◆ **Your task**
Your task is to output all the records below, word for word.

◆ **Recorded information**
-- -- --
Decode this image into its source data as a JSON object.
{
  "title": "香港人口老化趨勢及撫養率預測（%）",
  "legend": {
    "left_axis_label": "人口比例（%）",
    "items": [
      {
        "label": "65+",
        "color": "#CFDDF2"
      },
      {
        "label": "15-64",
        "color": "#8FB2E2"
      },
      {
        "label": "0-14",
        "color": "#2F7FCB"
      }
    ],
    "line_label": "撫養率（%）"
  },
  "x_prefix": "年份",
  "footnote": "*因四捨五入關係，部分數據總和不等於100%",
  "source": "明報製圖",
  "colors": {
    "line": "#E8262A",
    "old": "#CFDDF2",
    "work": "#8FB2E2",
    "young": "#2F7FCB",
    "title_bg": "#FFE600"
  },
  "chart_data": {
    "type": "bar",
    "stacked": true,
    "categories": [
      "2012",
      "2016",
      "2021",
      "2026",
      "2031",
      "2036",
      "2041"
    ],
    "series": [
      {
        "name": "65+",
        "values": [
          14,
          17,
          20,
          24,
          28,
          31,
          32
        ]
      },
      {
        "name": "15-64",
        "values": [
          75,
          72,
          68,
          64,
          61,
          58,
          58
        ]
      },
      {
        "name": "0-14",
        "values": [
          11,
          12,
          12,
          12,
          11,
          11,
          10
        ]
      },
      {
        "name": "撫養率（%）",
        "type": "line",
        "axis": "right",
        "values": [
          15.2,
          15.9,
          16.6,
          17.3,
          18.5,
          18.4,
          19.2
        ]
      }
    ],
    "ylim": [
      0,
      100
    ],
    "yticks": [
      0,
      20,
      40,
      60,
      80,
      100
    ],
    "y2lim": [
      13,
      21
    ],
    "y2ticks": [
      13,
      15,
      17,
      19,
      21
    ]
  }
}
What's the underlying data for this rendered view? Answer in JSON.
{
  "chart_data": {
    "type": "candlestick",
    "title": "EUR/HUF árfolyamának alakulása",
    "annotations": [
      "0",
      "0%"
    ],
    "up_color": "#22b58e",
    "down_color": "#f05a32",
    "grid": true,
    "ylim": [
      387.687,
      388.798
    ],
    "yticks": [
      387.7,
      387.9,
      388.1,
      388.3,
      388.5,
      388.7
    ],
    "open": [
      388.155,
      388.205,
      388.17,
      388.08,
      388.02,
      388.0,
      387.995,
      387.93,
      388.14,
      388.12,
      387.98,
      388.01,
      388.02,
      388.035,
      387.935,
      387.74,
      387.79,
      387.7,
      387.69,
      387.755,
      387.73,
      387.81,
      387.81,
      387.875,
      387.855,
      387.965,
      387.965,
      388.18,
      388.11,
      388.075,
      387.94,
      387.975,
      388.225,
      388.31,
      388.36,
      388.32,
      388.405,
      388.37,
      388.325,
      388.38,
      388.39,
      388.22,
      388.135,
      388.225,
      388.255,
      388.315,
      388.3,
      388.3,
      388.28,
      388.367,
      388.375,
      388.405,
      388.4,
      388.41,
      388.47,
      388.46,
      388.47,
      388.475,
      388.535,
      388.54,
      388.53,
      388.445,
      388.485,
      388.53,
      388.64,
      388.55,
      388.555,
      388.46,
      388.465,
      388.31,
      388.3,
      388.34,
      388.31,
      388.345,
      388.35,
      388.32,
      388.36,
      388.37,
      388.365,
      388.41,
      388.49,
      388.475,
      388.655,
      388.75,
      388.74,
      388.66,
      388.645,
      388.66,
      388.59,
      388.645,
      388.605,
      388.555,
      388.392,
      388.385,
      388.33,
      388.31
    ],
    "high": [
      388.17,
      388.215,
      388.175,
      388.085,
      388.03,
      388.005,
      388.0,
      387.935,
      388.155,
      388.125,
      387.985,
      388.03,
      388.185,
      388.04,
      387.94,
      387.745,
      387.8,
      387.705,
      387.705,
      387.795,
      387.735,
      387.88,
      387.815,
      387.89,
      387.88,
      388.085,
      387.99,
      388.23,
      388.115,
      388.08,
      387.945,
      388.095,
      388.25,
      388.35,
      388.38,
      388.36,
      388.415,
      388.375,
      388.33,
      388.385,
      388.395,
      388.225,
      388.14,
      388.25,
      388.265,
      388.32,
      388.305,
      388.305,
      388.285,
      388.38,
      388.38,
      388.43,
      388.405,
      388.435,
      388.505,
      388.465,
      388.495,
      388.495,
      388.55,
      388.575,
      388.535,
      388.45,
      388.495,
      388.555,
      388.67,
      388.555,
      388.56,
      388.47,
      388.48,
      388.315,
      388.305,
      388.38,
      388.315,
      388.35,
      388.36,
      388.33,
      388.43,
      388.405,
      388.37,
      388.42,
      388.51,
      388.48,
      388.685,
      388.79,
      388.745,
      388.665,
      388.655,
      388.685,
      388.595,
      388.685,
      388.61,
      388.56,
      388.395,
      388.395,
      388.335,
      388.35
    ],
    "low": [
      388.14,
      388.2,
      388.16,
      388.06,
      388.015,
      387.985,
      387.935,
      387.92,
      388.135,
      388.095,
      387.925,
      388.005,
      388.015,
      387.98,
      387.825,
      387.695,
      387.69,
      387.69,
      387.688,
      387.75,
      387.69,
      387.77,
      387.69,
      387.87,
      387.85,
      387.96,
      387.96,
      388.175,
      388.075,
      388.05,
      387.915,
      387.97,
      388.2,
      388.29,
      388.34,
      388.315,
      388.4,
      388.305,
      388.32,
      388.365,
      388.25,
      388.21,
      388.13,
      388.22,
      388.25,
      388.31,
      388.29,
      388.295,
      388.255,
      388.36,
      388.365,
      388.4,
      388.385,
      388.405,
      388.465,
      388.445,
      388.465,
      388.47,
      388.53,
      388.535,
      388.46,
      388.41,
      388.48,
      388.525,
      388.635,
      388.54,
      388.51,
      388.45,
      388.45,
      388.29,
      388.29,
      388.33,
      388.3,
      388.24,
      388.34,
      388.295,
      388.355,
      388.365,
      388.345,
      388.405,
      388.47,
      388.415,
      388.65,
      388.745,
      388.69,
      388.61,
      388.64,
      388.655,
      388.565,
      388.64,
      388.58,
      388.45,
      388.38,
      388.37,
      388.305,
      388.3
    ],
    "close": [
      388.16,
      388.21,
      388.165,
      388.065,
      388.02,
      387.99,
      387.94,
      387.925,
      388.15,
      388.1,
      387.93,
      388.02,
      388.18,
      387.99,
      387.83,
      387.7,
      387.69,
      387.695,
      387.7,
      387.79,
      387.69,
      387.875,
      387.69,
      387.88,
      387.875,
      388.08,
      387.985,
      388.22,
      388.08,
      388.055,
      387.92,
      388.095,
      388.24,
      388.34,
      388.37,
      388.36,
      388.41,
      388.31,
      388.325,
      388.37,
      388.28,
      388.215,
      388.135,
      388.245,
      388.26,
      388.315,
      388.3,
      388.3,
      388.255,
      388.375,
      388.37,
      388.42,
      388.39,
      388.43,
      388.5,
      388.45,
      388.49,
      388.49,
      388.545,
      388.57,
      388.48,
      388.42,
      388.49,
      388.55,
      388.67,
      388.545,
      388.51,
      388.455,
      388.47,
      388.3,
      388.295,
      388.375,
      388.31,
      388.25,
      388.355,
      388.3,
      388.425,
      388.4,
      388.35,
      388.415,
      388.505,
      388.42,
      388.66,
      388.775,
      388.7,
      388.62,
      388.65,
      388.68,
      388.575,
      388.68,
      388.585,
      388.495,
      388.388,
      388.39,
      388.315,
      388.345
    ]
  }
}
-- -- --
◆ **Output**
Decode this image into its source data as a JSON object.
{
  "title": "香港人口老化趨勢及撫養率預測（%）",
  "legend": {
    "left_axis_label": "人口比例（%）",
    "items": [
      {
        "label": "65+",
        "color": "#CFDDF2"
      },
      {
        "label": "15-64",
        "color": "#8FB2E2"
      },
      {
        "label": "0-14",
        "color": "#2F7FCB"
      }
    ],
    "line_label": "撫養率（%）"
  },
  "x_prefix": "年份",
  "footnote": "*因四捨五入關係，部分數據總和不等於100%",
  "source": "明報製圖",
  "colors": {
    "line": "#E8262A",
    "old": "#CFDDF2",
    "work": "#8FB2E2",
    "young": "#2F7FCB",
    "title_bg": "#FFE600"
  },
  "chart_data": {
    "type": "bar",
    "stacked": true,
    "categories": [
      "2012",
      "2016",
      "2021",
      "2026",
      "2031",
      "2036",
      "2041"
    ],
    "series": [
      {
        "name": "65+",
        "values": [
          14,
          17,
          20,
          24,
          28,
          31,
          32
        ]
      },
      {
        "name": "15-64",
        "values": [
          75,
          72,
          68,
          64,
          61,
          58,
          58
        ]
      },
      {
        "name": "0-14",
        "values": [
          11,
          12,
          12,
          12,
          11,
          11,
          10
        ]
      },
      {
        "name": "撫養率（%）",
        "type": "line",
        "axis": "right",
        "values": [
          15.2,
          15.9,
          16.6,
          17.3,
          18.5,
          18.4,
          19.2
        ]
      }
    ],
    "ylim": [
      0,
      100
    ],
    "yticks": [
      0,
      20,
      40,
      60,
      80,
      100
    ],
    "y2lim": [
      13,
      21
    ],
    "y2ticks": [
      13,
      15,
      17,
      19,
      21
    ]
  }
}
What's the underlying data for this rendered view? Answer in JSON.
{
  "chart_data": {
    "type": "candlestick",
    "title": "EUR/HUF árfolyamának alakulása",
    "annotations": [
      "0",
      "0%"
    ],
    "up_color": "#22b58e",
    "down_color": "#f05a32",
    "grid": true,
    "ylim": [
      387.687,
      388.798
    ],
    "yticks": [
      387.7,
      387.9,
      388.1,
      388.3,
      388.5,
      388.7
    ],
    "open": [
      388.155,
      388.205,
      388.17,
      388.08,
      388.02,
      388.0,
      387.995,
      387.93,
      388.14,
      388.12,
      387.98,
      388.01,
      388.02,
      388.035,
      387.935,
      387.74,
      387.79,
      387.7,
      387.69,
      387.755,
      387.73,
      387.81,
      387.81,
      387.875,
      387.855,
      387.965,
      387.965,
      388.18,
      388.11,
      388.075,
      387.94,
      387.975,
      388.225,
      388.31,
      388.36,
      388.32,
      388.405,
      388.37,
      388.325,
      388.38,
      388.39,
      388.22,
      388.135,
      388.225,
      388.255,
      388.315,
      388.3,
      388.3,
      388.28,
      388.367,
      388.375,
      388.405,
      388.4,
      388.41,
      388.47,
      388.46,
      388.47,
      388.475,
      388.535,
      388.54,
      388.53,
      388.445,
      388.485,
      388.53,
      388.64,
      388.55,
      388.555,
      388.46,
      388.465,
      388.31,
      388.3,
      388.34,
      388.31,
      388.345,
      388.35,
      388.32,
      388.36,
      388.37,
      388.365,
      388.41,
      388.49,
      388.475,
      388.655,
      388.75,
      388.74,
      388.66,
      388.645,
      388.66,
      388.59,
      388.645,
      388.605,
      388.555,
      388.392,
      388.385,
      388.33,
      388.31
    ],
    "high": [
      388.17,
      388.215,
      388.175,
      388.085,
      388.03,
      388.005,
      388.0,
      387.935,
      388.155,
      388.125,
      387.985,
      388.03,
      388.185,
      388.04,
      387.94,
      387.745,
      387.8,
      387.705,
      387.705,
      387.795,
      387.735,
      387.88,
      387.815,
      387.89,
      387.88,
      388.085,
      387.99,
      388.23,
      388.115,
      388.08,
      387.945,
      388.095,
      388.25,
      388.35,
      388.38,
      388.36,
      388.415,
      388.375,
      388.33,
      388.385,
      388.395,
      388.225,
      388.14,
      388.25,
      388.265,
      388.32,
      388.305,
      388.305,
      388.285,
      388.38,
      388.38,
      388.43,
      388.405,
      388.435,
      388.505,
      388.465,
      388.495,
      388.495,
      388.55,
      388.575,
      388.535,
      388.45,
      388.495,
      388.555,
      388.67,
      388.555,
      388.56,
      388.47,
      388.48,
      388.315,
      388.305,
      388.38,
      388.315,
      388.35,
      388.36,
      388.33,
      388.43,
      388.405,
      388.37,
      388.42,
      388.51,
      388.48,
      388.685,
      388.79,
      388.745,
      388.665,
      388.655,
      388.685,
      388.595,
      388.685,
      388.61,
      388.56,
      388.395,
      388.395,
      388.335,
      388.35
    ],
    "low": [
      388.14,
      388.2,
      388.16,
      388.06,
      388.015,
      387.985,
      387.935,
      387.92,
      388.135,
      388.095,
      387.925,
      388.005,
      388.015,
      387.98,
      387.825,
      387.695,
      387.69,
      387.69,
      387.688,
      387.75,
      387.69,
      387.77,
      387.69,
      387.87,
      387.85,
      387.96,
      387.96,
      388.175,
      388.075,
      388.05,
      387.915,
      387.97,
      388.2,
      388.29,
      388.34,
      388.315,
      388.4,
      388.305,
      388.32,
      388.365,
      388.25,
      388.21,
      388.13,
      388.22,
      388.25,
      388.31,
      388.29,
      388.295,
      388.255,
      388.36,
      388.365,
      388.4,
      388.385,
      388.405,
      388.465,
      388.445,
      388.465,
      388.47,
      388.53,
      388.535,
      388.46,
      388.41,
      388.48,
      388.525,
      388.635,
      388.54,
      388.51,
      388.45,
      388.45,
      388.29,
      388.29,
      388.33,
      388.3,
      388.24,
      388.34,
      388.295,
      388.355,
      388.365,
      388.345,
      388.405,
      388.47,
      388.415,
      388.65,
      388.745,
      388.69,
      388.61,
      388.64,
      388.655,
      388.565,
      388.64,
      388.58,
      388.45,
      388.38,
      388.37,
      388.305,
      388.3
    ],
    "close": [
      388.16,
      388.21,
      388.165,
      388.065,
      388.02,
      387.99,
      387.94,
      387.925,
      388.15,
      388.1,
      387.93,
      388.02,
      388.18,
      387.99,
      387.83,
      387.7,
      387.69,
      387.695,
      387.7,
      387.79,
      387.69,
      387.875,
      387.69,
      387.88,
      387.875,
      388.08,
      387.985,
      388.22,
      388.08,
      388.055,
      387.92,
      388.095,
      388.24,
      388.34,
      388.37,
      388.36,
      388.41,
      388.31,
      388.325,
      388.37,
      388.28,
      388.215,
      388.135,
      388.245,
      388.26,
      388.315,
      388.3,
      388.3,
      388.255,
      388.375,
      388.37,
      388.42,
      388.39,
      388.43,
      388.5,
      388.45,
      388.49,
      388.49,
      388.545,
      388.57,
      388.48,
      388.42,
      388.49,
      388.55,
      388.67,
      388.545,
      388.51,
      388.455,
      388.47,
      388.3,
      388.295,
      388.375,
      388.31,
      388.25,
      388.355,
      388.3,
      388.425,
      388.4,
      388.35,
      388.415,
      388.505,
      388.42,
      388.66,
      388.775,
      388.7,
      388.62,
      388.65,
      388.68,
      388.575,
      388.68,
      388.585,
      388.495,
      388.388,
      388.39,
      388.315,
      388.345
    ]
  }
}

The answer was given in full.